The City Defendants contend that they are entitled to summary judgment on Plaintiff's claim for excessive force on the basis of qualified immunity. Specifically, the City argues that Defendant Police Officers' use of deadly force against Plaintiff was objectively reasonable because they perceived the imminent use of deadly physical force by Plaintiff against them.
Discussion
"The Fourth Amendment prohibits the use of unreasonable and therefore excessive force by a police officer in the course of effecting an arrest" (Tracy v Freshwater, 623 F3d 90, 96 [2d Cir 2010]). "[A]n officer's decision to use deadly force is objectively reasonable only if 'the officer has probable cause to believe that the suspect poses a significant threat of death or serious physical injury to the officer or others'" (Cowan v Breen, 352 F3d 756, 762 [2d Cir 2003]). For purposes of either Fourth Amendment liability or qualified immunity, the objective reasonableness inquiry for officers using deadly force "depends only upon the officer's knowledge of circumstances immediately prior to and at the moment that he made the split-second decision to employ deadly force"(Id.).

************

- **Task requirements**
In the excerpt on excessive force, which case is cited for the statement that the Fourth Amendment prohibits unreasonable force by a police officer during an arrest?

- **Data block**
************

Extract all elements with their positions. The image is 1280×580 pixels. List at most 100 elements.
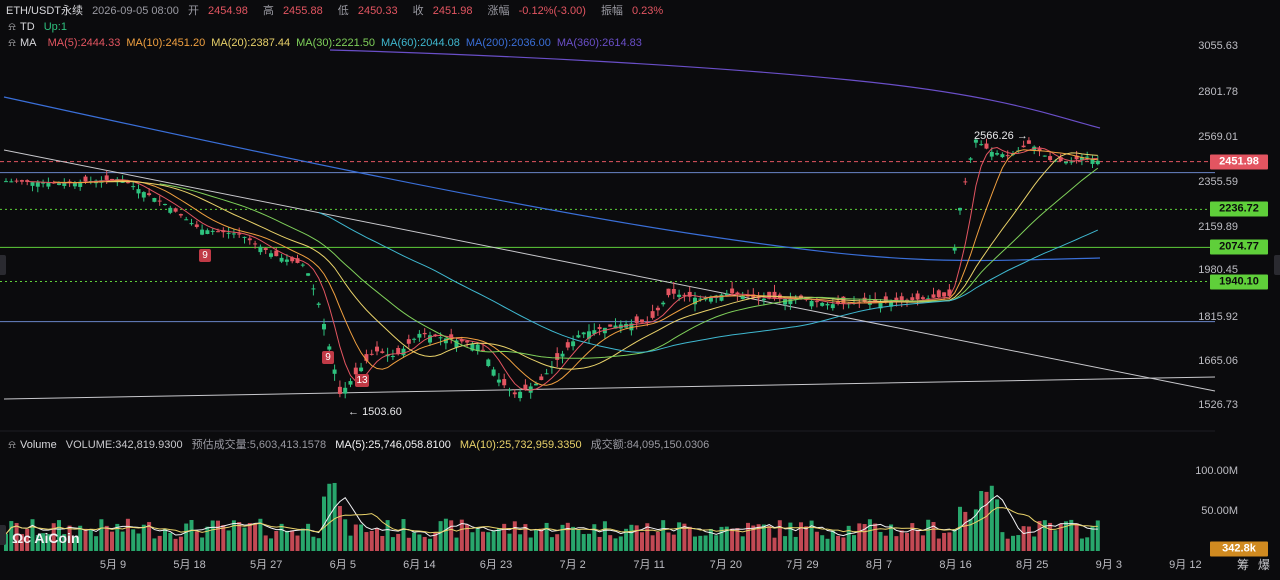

************

- **Solution for this task**
Tracy v Freshwater, 623 F3d 90, 96 [2d Cir 2010].